▸ **PROBLEM TO WORK ON**
Take the material below and write it all out again exactly.

-- BEGIN EXTRACTED RECORDS --

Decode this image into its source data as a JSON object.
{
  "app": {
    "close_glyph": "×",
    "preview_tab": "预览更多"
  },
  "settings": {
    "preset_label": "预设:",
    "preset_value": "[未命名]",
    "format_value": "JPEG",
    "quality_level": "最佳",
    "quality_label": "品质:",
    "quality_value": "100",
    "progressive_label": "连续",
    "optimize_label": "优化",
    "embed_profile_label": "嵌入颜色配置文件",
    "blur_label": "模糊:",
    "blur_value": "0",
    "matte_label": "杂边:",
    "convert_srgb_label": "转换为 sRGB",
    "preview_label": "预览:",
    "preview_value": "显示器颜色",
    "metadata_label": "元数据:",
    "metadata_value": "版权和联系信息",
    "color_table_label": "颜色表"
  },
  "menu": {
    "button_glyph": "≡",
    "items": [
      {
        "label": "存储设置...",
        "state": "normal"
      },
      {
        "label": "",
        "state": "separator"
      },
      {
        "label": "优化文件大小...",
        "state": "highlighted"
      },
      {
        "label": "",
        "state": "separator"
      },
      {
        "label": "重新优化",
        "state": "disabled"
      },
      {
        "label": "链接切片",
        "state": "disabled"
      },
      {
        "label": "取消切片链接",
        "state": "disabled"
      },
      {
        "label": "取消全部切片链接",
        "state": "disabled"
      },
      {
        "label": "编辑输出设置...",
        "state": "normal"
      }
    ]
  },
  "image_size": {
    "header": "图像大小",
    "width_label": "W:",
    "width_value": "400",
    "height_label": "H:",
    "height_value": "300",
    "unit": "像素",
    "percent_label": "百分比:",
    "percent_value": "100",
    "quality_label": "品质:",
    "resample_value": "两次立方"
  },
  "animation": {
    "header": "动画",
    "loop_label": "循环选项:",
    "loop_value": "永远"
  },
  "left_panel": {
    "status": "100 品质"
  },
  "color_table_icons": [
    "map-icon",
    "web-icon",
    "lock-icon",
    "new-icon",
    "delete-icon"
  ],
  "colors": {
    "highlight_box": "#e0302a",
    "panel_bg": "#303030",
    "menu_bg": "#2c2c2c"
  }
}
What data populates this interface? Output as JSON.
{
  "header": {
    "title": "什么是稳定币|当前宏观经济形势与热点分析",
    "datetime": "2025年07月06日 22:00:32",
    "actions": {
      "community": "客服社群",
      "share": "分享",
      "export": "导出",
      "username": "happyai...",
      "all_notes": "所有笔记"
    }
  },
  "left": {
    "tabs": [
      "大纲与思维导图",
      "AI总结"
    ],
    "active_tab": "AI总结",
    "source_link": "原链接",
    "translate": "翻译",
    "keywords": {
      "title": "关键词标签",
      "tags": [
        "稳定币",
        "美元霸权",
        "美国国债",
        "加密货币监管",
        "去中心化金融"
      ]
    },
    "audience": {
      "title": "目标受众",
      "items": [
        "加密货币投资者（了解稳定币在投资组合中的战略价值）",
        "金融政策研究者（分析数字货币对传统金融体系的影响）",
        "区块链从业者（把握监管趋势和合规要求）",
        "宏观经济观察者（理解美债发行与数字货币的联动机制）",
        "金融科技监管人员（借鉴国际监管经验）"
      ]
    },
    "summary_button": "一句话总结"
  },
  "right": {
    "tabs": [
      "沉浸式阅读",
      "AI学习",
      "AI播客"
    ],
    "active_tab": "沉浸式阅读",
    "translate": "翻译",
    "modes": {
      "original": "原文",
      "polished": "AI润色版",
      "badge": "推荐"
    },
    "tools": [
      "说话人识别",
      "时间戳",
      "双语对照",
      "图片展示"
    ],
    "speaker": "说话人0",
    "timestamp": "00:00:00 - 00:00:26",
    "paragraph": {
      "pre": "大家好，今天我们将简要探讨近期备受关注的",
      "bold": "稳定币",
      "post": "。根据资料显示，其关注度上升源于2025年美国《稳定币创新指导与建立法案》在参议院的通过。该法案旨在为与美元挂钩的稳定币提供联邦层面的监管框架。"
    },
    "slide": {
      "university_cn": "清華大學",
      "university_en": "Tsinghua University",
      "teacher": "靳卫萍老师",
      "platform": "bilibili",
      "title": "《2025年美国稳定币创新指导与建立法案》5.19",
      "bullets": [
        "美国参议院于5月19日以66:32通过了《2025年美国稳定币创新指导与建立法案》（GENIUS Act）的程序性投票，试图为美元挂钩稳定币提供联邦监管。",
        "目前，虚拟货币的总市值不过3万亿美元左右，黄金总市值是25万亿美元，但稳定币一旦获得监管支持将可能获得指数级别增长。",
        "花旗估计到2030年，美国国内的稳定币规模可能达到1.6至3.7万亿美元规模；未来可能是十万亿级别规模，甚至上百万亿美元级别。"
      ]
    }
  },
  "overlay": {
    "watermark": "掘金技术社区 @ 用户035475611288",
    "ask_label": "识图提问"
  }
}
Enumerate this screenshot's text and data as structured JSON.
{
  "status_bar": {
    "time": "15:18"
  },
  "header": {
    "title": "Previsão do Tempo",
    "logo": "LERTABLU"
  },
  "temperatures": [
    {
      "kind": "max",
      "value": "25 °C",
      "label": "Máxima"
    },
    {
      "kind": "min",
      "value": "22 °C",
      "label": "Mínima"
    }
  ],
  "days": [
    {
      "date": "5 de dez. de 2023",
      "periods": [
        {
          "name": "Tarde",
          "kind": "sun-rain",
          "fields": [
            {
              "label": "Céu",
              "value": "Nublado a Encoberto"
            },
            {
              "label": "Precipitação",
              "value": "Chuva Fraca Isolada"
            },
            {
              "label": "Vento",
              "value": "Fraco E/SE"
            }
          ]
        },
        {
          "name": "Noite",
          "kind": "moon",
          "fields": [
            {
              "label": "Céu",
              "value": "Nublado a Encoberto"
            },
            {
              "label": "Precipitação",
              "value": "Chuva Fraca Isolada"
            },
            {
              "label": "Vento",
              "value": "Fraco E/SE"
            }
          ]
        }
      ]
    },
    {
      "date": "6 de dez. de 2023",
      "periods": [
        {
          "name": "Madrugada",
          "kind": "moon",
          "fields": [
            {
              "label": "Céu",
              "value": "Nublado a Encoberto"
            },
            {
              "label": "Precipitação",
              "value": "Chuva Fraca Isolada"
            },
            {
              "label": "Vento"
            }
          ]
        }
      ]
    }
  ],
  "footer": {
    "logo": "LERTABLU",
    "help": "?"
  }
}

-- END EXTRACTED RECORDS --

▸ **RESULT OF THIS EXERCISE**
Decode this image into its source data as a JSON object.
{
  "app": {
    "close_glyph": "×",
    "preview_tab": "预览更多"
  },
  "settings": {
    "preset_label": "预设:",
    "preset_value": "[未命名]",
    "format_value": "JPEG",
    "quality_level": "最佳",
    "quality_label": "品质:",
    "quality_value": "100",
    "progressive_label": "连续",
    "optimize_label": "优化",
    "embed_profile_label": "嵌入颜色配置文件",
    "blur_label": "模糊:",
    "blur_value": "0",
    "matte_label": "杂边:",
    "convert_srgb_label": "转换为 sRGB",
    "preview_label": "预览:",
    "preview_value": "显示器颜色",
    "metadata_label": "元数据:",
    "metadata_value": "版权和联系信息",
    "color_table_label": "颜色表"
  },
  "menu": {
    "button_glyph": "≡",
    "items": [
      {
        "label": "存储设置...",
        "state": "normal"
      },
      {
        "label": "",
        "state": "separator"
      },
      {
        "label": "优化文件大小...",
        "state": "highlighted"
      },
      {
        "label": "",
        "state": "separator"
      },
      {
        "label": "重新优化",
        "state": "disabled"
      },
      {
        "label": "链接切片",
        "state": "disabled"
      },
      {
        "label": "取消切片链接",
        "state": "disabled"
      },
      {
        "label": "取消全部切片链接",
        "state": "disabled"
      },
      {
        "label": "编辑输出设置...",
        "state": "normal"
      }
    ]
  },
  "image_size": {
    "header": "图像大小",
    "width_label": "W:",
    "width_value": "400",
    "height_label": "H:",
    "height_value": "300",
    "unit": "像素",
    "percent_label": "百分比:",
    "percent_value": "100",
    "quality_label": "品质:",
    "resample_value": "两次立方"
  },
  "animation": {
    "header": "动画",
    "loop_label": "循环选项:",
    "loop_value": "永远"
  },
  "left_panel": {
    "status": "100 品质"
  },
  "color_table_icons": [
    "map-icon",
    "web-icon",
    "lock-icon",
    "new-icon",
    "delete-icon"
  ],
  "colors": {
    "highlight_box": "#e0302a",
    "panel_bg": "#303030",
    "menu_bg": "#2c2c2c"
  }
}
What data populates this interface? Output as JSON.
{
  "header": {
    "title": "什么是稳定币|当前宏观经济形势与热点分析",
    "datetime": "2025年07月06日 22:00:32",
    "actions": {
      "community": "客服社群",
      "share": "分享",
      "export": "导出",
      "username": "happyai...",
      "all_notes": "所有笔记"
    }
  },
  "left": {
    "tabs": [
      "大纲与思维导图",
      "AI总结"
    ],
    "active_tab": "AI总结",
    "source_link": "原链接",
    "translate": "翻译",
    "keywords": {
      "title": "关键词标签",
      "tags": [
        "稳定币",
        "美元霸权",
        "美国国债",
        "加密货币监管",
        "去中心化金融"
      ]
    },
    "audience": {
      "title": "目标受众",
      "items": [
        "加密货币投资者（了解稳定币在投资组合中的战略价值）",
        "金融政策研究者（分析数字货币对传统金融体系的影响）",
        "区块链从业者（把握监管趋势和合规要求）",
        "宏观经济观察者（理解美债发行与数字货币的联动机制）",
        "金融科技监管人员（借鉴国际监管经验）"
      ]
    },
    "summary_button": "一句话总结"
  },
  "right": {
    "tabs": [
      "沉浸式阅读",
      "AI学习",
      "AI播客"
    ],
    "active_tab": "沉浸式阅读",
    "translate": "翻译",
    "modes": {
      "original": "原文",
      "polished": "AI润色版",
      "badge": "推荐"
    },
    "tools": [
      "说话人识别",
      "时间戳",
      "双语对照",
      "图片展示"
    ],
    "speaker": "说话人0",
    "timestamp": "00:00:00 - 00:00:26",
    "paragraph": {
      "pre": "大家好，今天我们将简要探讨近期备受关注的",
      "bold": "稳定币",
      "post": "。根据资料显示，其关注度上升源于2025年美国《稳定币创新指导与建立法案》在参议院的通过。该法案旨在为与美元挂钩的稳定币提供联邦层面的监管框架。"
    },
    "slide": {
      "university_cn": "清華大學",
      "university_en": "Tsinghua University",
      "teacher": "靳卫萍老师",
      "platform": "bilibili",
      "title": "《2025年美国稳定币创新指导与建立法案》5.19",
      "bullets": [
        "美国参议院于5月19日以66:32通过了《2025年美国稳定币创新指导与建立法案》（GENIUS Act）的程序性投票，试图为美元挂钩稳定币提供联邦监管。",
        "目前，虚拟货币的总市值不过3万亿美元左右，黄金总市值是25万亿美元，但稳定币一旦获得监管支持将可能获得指数级别增长。",
        "花旗估计到2030年，美国国内的稳定币规模可能达到1.6至3.7万亿美元规模；未来可能是十万亿级别规模，甚至上百万亿美元级别。"
      ]
    }
  },
  "overlay": {
    "watermark": "掘金技术社区 @ 用户035475611288",
    "ask_label": "识图提问"
  }
}
Enumerate this screenshot's text and data as structured JSON.
{
  "status_bar": {
    "time": "15:18"
  },
  "header": {
    "title": "Previsão do Tempo",
    "logo": "LERTABLU"
  },
  "temperatures": [
    {
      "kind": "max",
      "value": "25 °C",
      "label": "Máxima"
    },
    {
      "kind": "min",
      "value": "22 °C",
      "label": "Mínima"
    }
  ],
  "days": [
    {
      "date": "5 de dez. de 2023",
      "periods": [
        {
          "name": "Tarde",
          "kind": "sun-rain",
          "fields": [
            {
              "label": "Céu",
              "value": "Nublado a Encoberto"
            },
            {
              "label": "Precipitação",
              "value": "Chuva Fraca Isolada"
            },
            {
              "label": "Vento",
              "value": "Fraco E/SE"
            }
          ]
        },
        {
          "name": "Noite",
          "kind": "moon",
          "fields": [
            {
              "label": "Céu",
              "value": "Nublado a Encoberto"
            },
            {
              "label": "Precipitação",
              "value": "Chuva Fraca Isolada"
            },
            {
              "label": "Vento",
              "value": "Fraco E/SE"
            }
          ]
        }
      ]
    },
    {
      "date": "6 de dez. de 2023",
      "periods": [
        {
          "name": "Madrugada",
          "kind": "moon",
          "fields": [
            {
              "label": "Céu",
              "value": "Nublado a Encoberto"
            },
            {
              "label": "Precipitação",
              "value": "Chuva Fraca Isolada"
            },
            {
              "label": "Vento"
            }
          ]
        }
      ]
    }
  ],
  "footer": {
    "logo": "LERTABLU",
    "help": "?"
  }
}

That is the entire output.